For every line in the data below that contains "Address", copy the line.

(Dataset excerpt)
* BEGIN *
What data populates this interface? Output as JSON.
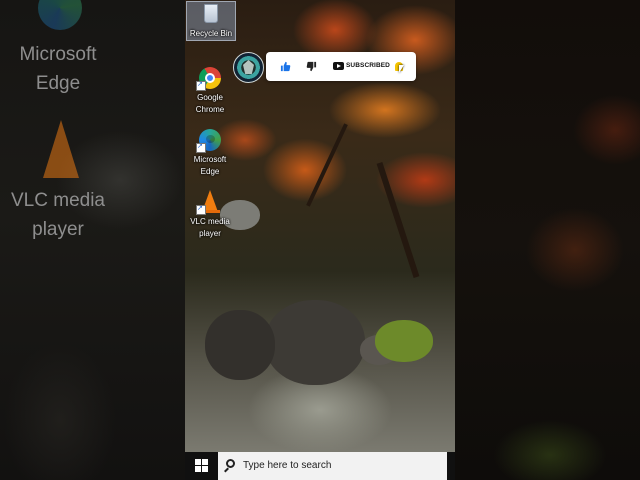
{
  "desktop_icons": [
    {
      "label": "Recycle Bin",
      "icon": "recycle-bin-icon"
    },
    {
      "label": "Google Chrome",
      "icon": "chrome-icon"
    },
    {
      "label": "Microsoft Edge",
      "icon": "edge-icon"
    },
    {
      "label": "VLC media player",
      "icon": "vlc-icon"
    }
  ],
  "ghost_left": {
    "edge_label": "Microsoft Edge",
    "vlc_label": "VLC media player"
  },
  "subscribe_overlay": {
    "subscribe_label": "SUBSCRIBED",
    "like_icon": "thumbs-up-icon",
    "dislike_icon": "thumbs-down-icon",
    "bell_icon": "bell-icon"
  },
  "taskbar": {
    "search_placeholder": "Type here to search",
    "start_icon": "windows-logo-icon"
  },
  "colors": {
    "taskbar": "#101010",
    "search_box": "#f2f2f2",
    "like_blue": "#1a73e8",
    "bell_yellow": "#f5c400"
  }
}
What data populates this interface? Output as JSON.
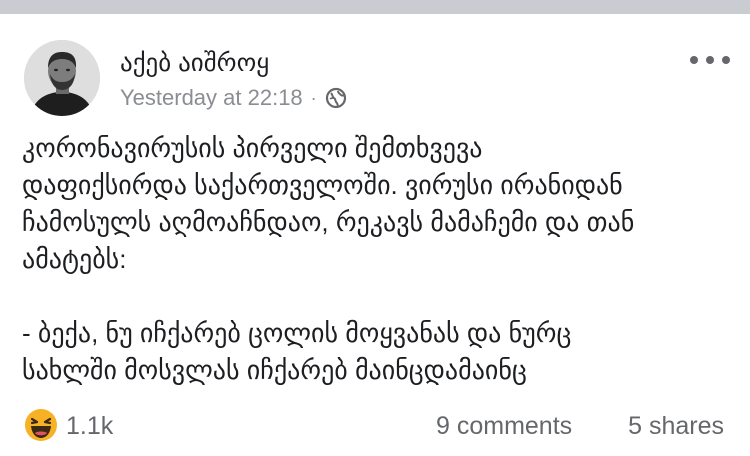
{
  "post": {
    "author": "აქებ აიშროყ",
    "timestamp": "Yesterday at 22:18",
    "separator": "·",
    "privacy_icon": "globe-icon",
    "more_icon": "more-options-icon",
    "text": "კორონავირუსის პირველი შემთხვევა\nდაფიქსირდა საქართველოში. ვირუსი ირანიდან\nჩამოსულს აღმოაჩნდაო, რეკავს მამაჩემი და თან\nამატებს:\n\n- ბექა, ნუ იჩქარებ ცოლის მოყვანას და ნურც\nსახლში მოსვლას იჩქარებ მაინცდამაინც"
  },
  "footer": {
    "reaction_icon": "haha-reaction-icon",
    "reaction_count": "1.1k",
    "comments": "9 comments",
    "shares": "5 shares"
  },
  "colors": {
    "topbar": "#c9ccd1",
    "meta_text": "#8a8d91",
    "haha_yellow": "#f7b125"
  }
}
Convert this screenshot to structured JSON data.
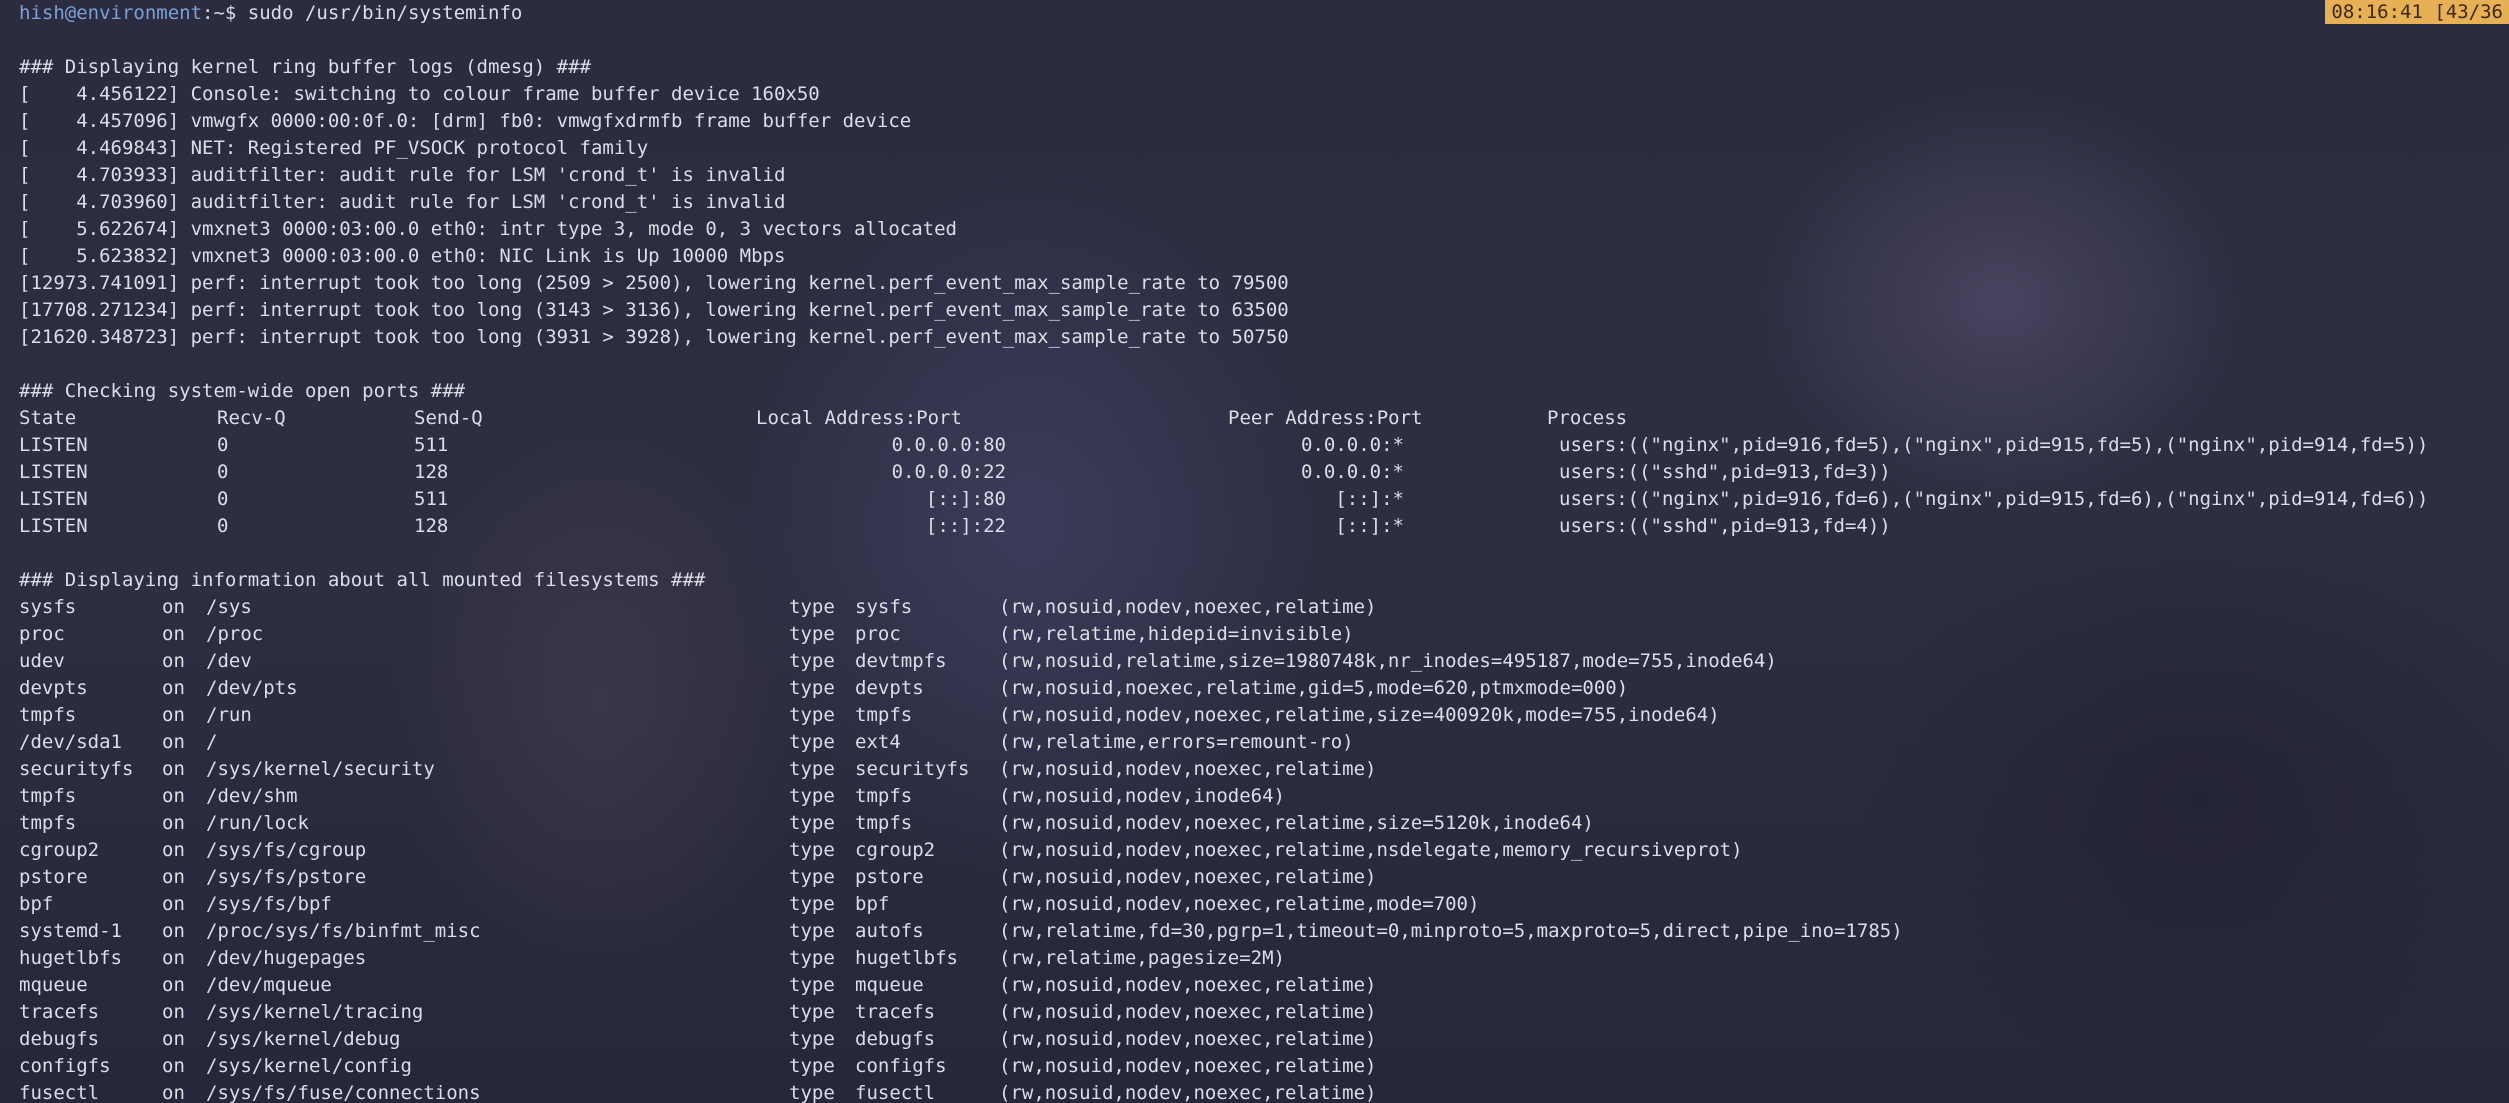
{
  "prompt": {
    "user_host": "hish@environment",
    "path_symbol": ":~$ ",
    "command": "sudo /usr/bin/systeminfo"
  },
  "status": {
    "clock": "08:16:41 [43/36"
  },
  "dmesg": {
    "header": "### Displaying kernel ring buffer logs (dmesg) ###",
    "lines": [
      "[    4.456122] Console: switching to colour frame buffer device 160x50",
      "[    4.457096] vmwgfx 0000:00:0f.0: [drm] fb0: vmwgfxdrmfb frame buffer device",
      "[    4.469843] NET: Registered PF_VSOCK protocol family",
      "[    4.703933] auditfilter: audit rule for LSM 'crond_t' is invalid",
      "[    4.703960] auditfilter: audit rule for LSM 'crond_t' is invalid",
      "[    5.622674] vmxnet3 0000:03:00.0 eth0: intr type 3, mode 0, 3 vectors allocated",
      "[    5.623832] vmxnet3 0000:03:00.0 eth0: NIC Link is Up 10000 Mbps",
      "[12973.741091] perf: interrupt took too long (2509 > 2500), lowering kernel.perf_event_max_sample_rate to 79500",
      "[17708.271234] perf: interrupt took too long (3143 > 3136), lowering kernel.perf_event_max_sample_rate to 63500",
      "[21620.348723] perf: interrupt took too long (3931 > 3928), lowering kernel.perf_event_max_sample_rate to 50750"
    ]
  },
  "ports": {
    "header": "### Checking system-wide open ports ###",
    "columns": {
      "state": "State",
      "recvq": "Recv-Q",
      "sendq": "Send-Q",
      "local": "Local Address:Port",
      "peer": "Peer Address:Port",
      "process": "Process"
    },
    "rows": [
      {
        "state": "LISTEN",
        "recvq": "0",
        "sendq": "511",
        "local": "0.0.0.0:80",
        "peer": "0.0.0.0:*",
        "process": "users:((\"nginx\",pid=916,fd=5),(\"nginx\",pid=915,fd=5),(\"nginx\",pid=914,fd=5))"
      },
      {
        "state": "LISTEN",
        "recvq": "0",
        "sendq": "128",
        "local": "0.0.0.0:22",
        "peer": "0.0.0.0:*",
        "process": "users:((\"sshd\",pid=913,fd=3))"
      },
      {
        "state": "LISTEN",
        "recvq": "0",
        "sendq": "511",
        "local": "[::]:80",
        "peer": "[::]:*",
        "process": "users:((\"nginx\",pid=916,fd=6),(\"nginx\",pid=915,fd=6),(\"nginx\",pid=914,fd=6))"
      },
      {
        "state": "LISTEN",
        "recvq": "0",
        "sendq": "128",
        "local": "[::]:22",
        "peer": "[::]:*",
        "process": "users:((\"sshd\",pid=913,fd=4))"
      }
    ]
  },
  "mounts": {
    "header": "### Displaying information about all mounted filesystems ###",
    "rows": [
      {
        "dev": "sysfs",
        "on": "on",
        "path": "/sys",
        "type": "type",
        "fstype": "sysfs",
        "opts": "(rw,nosuid,nodev,noexec,relatime)"
      },
      {
        "dev": "proc",
        "on": "on",
        "path": "/proc",
        "type": "type",
        "fstype": "proc",
        "opts": "(rw,relatime,hidepid=invisible)"
      },
      {
        "dev": "udev",
        "on": "on",
        "path": "/dev",
        "type": "type",
        "fstype": "devtmpfs",
        "opts": "(rw,nosuid,relatime,size=1980748k,nr_inodes=495187,mode=755,inode64)"
      },
      {
        "dev": "devpts",
        "on": "on",
        "path": "/dev/pts",
        "type": "type",
        "fstype": "devpts",
        "opts": "(rw,nosuid,noexec,relatime,gid=5,mode=620,ptmxmode=000)"
      },
      {
        "dev": "tmpfs",
        "on": "on",
        "path": "/run",
        "type": "type",
        "fstype": "tmpfs",
        "opts": "(rw,nosuid,nodev,noexec,relatime,size=400920k,mode=755,inode64)"
      },
      {
        "dev": "/dev/sda1",
        "on": "on",
        "path": "/",
        "type": "type",
        "fstype": "ext4",
        "opts": "(rw,relatime,errors=remount-ro)"
      },
      {
        "dev": "securityfs",
        "on": "on",
        "path": "/sys/kernel/security",
        "type": "type",
        "fstype": "securityfs",
        "opts": "(rw,nosuid,nodev,noexec,relatime)"
      },
      {
        "dev": "tmpfs",
        "on": "on",
        "path": "/dev/shm",
        "type": "type",
        "fstype": "tmpfs",
        "opts": "(rw,nosuid,nodev,inode64)"
      },
      {
        "dev": "tmpfs",
        "on": "on",
        "path": "/run/lock",
        "type": "type",
        "fstype": "tmpfs",
        "opts": "(rw,nosuid,nodev,noexec,relatime,size=5120k,inode64)"
      },
      {
        "dev": "cgroup2",
        "on": "on",
        "path": "/sys/fs/cgroup",
        "type": "type",
        "fstype": "cgroup2",
        "opts": "(rw,nosuid,nodev,noexec,relatime,nsdelegate,memory_recursiveprot)"
      },
      {
        "dev": "pstore",
        "on": "on",
        "path": "/sys/fs/pstore",
        "type": "type",
        "fstype": "pstore",
        "opts": "(rw,nosuid,nodev,noexec,relatime)"
      },
      {
        "dev": "bpf",
        "on": "on",
        "path": "/sys/fs/bpf",
        "type": "type",
        "fstype": "bpf",
        "opts": "(rw,nosuid,nodev,noexec,relatime,mode=700)"
      },
      {
        "dev": "systemd-1",
        "on": "on",
        "path": "/proc/sys/fs/binfmt_misc",
        "type": "type",
        "fstype": "autofs",
        "opts": "(rw,relatime,fd=30,pgrp=1,timeout=0,minproto=5,maxproto=5,direct,pipe_ino=1785)"
      },
      {
        "dev": "hugetlbfs",
        "on": "on",
        "path": "/dev/hugepages",
        "type": "type",
        "fstype": "hugetlbfs",
        "opts": "(rw,relatime,pagesize=2M)"
      },
      {
        "dev": "mqueue",
        "on": "on",
        "path": "/dev/mqueue",
        "type": "type",
        "fstype": "mqueue",
        "opts": "(rw,nosuid,nodev,noexec,relatime)"
      },
      {
        "dev": "tracefs",
        "on": "on",
        "path": "/sys/kernel/tracing",
        "type": "type",
        "fstype": "tracefs",
        "opts": "(rw,nosuid,nodev,noexec,relatime)"
      },
      {
        "dev": "debugfs",
        "on": "on",
        "path": "/sys/kernel/debug",
        "type": "type",
        "fstype": "debugfs",
        "opts": "(rw,nosuid,nodev,noexec,relatime)"
      },
      {
        "dev": "configfs",
        "on": "on",
        "path": "/sys/kernel/config",
        "type": "type",
        "fstype": "configfs",
        "opts": "(rw,nosuid,nodev,noexec,relatime)"
      },
      {
        "dev": "fusectl",
        "on": "on",
        "path": "/sys/fs/fuse/connections",
        "type": "type",
        "fstype": "fusectl",
        "opts": "(rw,nosuid,nodev,noexec,relatime)"
      }
    ]
  }
}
* END *
FINISHED ANSWER
      "local": "Local Address:Port",
      "peer": "Peer Address:Port",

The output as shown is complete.